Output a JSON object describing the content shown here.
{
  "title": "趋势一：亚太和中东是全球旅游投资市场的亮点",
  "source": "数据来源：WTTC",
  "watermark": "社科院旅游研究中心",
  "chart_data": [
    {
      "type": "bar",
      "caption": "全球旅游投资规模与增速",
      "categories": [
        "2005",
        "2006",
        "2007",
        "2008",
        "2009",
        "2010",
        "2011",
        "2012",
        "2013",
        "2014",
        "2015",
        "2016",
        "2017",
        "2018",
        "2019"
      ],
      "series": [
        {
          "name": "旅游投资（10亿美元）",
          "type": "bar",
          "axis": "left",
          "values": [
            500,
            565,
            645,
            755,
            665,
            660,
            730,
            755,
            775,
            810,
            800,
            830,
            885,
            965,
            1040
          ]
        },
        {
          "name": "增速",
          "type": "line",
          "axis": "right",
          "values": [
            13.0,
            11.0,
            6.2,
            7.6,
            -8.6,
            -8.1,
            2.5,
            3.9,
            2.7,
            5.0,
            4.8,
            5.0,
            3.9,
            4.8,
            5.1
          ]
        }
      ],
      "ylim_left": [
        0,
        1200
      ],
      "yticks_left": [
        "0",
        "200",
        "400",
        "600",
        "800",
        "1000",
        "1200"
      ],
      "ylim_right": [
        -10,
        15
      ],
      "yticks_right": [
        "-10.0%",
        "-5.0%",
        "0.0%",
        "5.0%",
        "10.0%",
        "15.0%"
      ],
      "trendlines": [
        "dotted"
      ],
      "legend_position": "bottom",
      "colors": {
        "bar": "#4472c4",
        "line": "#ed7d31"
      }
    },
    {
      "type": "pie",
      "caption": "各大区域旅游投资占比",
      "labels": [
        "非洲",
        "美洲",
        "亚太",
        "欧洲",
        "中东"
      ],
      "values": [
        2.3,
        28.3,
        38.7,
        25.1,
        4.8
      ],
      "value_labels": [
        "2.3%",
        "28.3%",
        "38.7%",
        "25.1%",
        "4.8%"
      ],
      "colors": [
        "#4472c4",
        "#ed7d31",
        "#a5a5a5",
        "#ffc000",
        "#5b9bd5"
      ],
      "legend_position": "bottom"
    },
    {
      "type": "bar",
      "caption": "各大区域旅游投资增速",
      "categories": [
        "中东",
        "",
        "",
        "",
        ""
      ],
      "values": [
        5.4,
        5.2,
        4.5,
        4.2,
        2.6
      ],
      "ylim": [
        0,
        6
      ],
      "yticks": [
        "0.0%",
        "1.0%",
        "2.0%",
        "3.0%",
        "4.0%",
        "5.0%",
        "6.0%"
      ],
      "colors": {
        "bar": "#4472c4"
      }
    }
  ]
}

**Written request:** Write out the data exactly as it stands.

**Output below:**
Output a JSON object describing the content shown here.
{
  "title": "趋势一：亚太和中东是全球旅游投资市场的亮点",
  "source": "数据来源：WTTC",
  "watermark": "社科院旅游研究中心",
  "chart_data": [
    {
      "type": "bar",
      "caption": "全球旅游投资规模与增速",
      "categories": [
        "2005",
        "2006",
        "2007",
        "2008",
        "2009",
        "2010",
        "2011",
        "2012",
        "2013",
        "2014",
        "2015",
        "2016",
        "2017",
        "2018",
        "2019"
      ],
      "series": [
        {
          "name": "旅游投资（10亿美元）",
          "type": "bar",
          "axis": "left",
          "values": [
            500,
            565,
            645,
            755,
            665,
            660,
            730,
            755,
            775,
            810,
            800,
            830,
            885,
            965,
            1040
          ]
        },
        {
          "name": "增速",
          "type": "line",
          "axis": "right",
          "values": [
            13.0,
            11.0,
            6.2,
            7.6,
            -8.6,
            -8.1,
            2.5,
            3.9,
            2.7,
            5.0,
            4.8,
            5.0,
            3.9,
            4.8,
            5.1
          ]
        }
      ],
      "ylim_left": [
        0,
        1200
      ],
      "yticks_left": [
        "0",
        "200",
        "400",
        "600",
        "800",
        "1000",
        "1200"
      ],
      "ylim_right": [
        -10,
        15
      ],
      "yticks_right": [
        "-10.0%",
        "-5.0%",
        "0.0%",
        "5.0%",
        "10.0%",
        "15.0%"
      ],
      "trendlines": [
        "dotted"
      ],
      "legend_position": "bottom",
      "colors": {
        "bar": "#4472c4",
        "line": "#ed7d31"
      }
    },
    {
      "type": "pie",
      "caption": "各大区域旅游投资占比",
      "labels": [
        "非洲",
        "美洲",
        "亚太",
        "欧洲",
        "中东"
      ],
      "values": [
        2.3,
        28.3,
        38.7,
        25.1,
        4.8
      ],
      "value_labels": [
        "2.3%",
        "28.3%",
        "38.7%",
        "25.1%",
        "4.8%"
      ],
      "colors": [
        "#4472c4",
        "#ed7d31",
        "#a5a5a5",
        "#ffc000",
        "#5b9bd5"
      ],
      "legend_position": "bottom"
    },
    {
      "type": "bar",
      "caption": "各大区域旅游投资增速",
      "categories": [
        "中东",
        "",
        "",
        "",
        ""
      ],
      "values": [
        5.4,
        5.2,
        4.5,
        4.2,
        2.6
      ],
      "ylim": [
        0,
        6
      ],
      "yticks": [
        "0.0%",
        "1.0%",
        "2.0%",
        "3.0%",
        "4.0%",
        "5.0%",
        "6.0%"
      ],
      "colors": {
        "bar": "#4472c4"
      }
    }
  ]
}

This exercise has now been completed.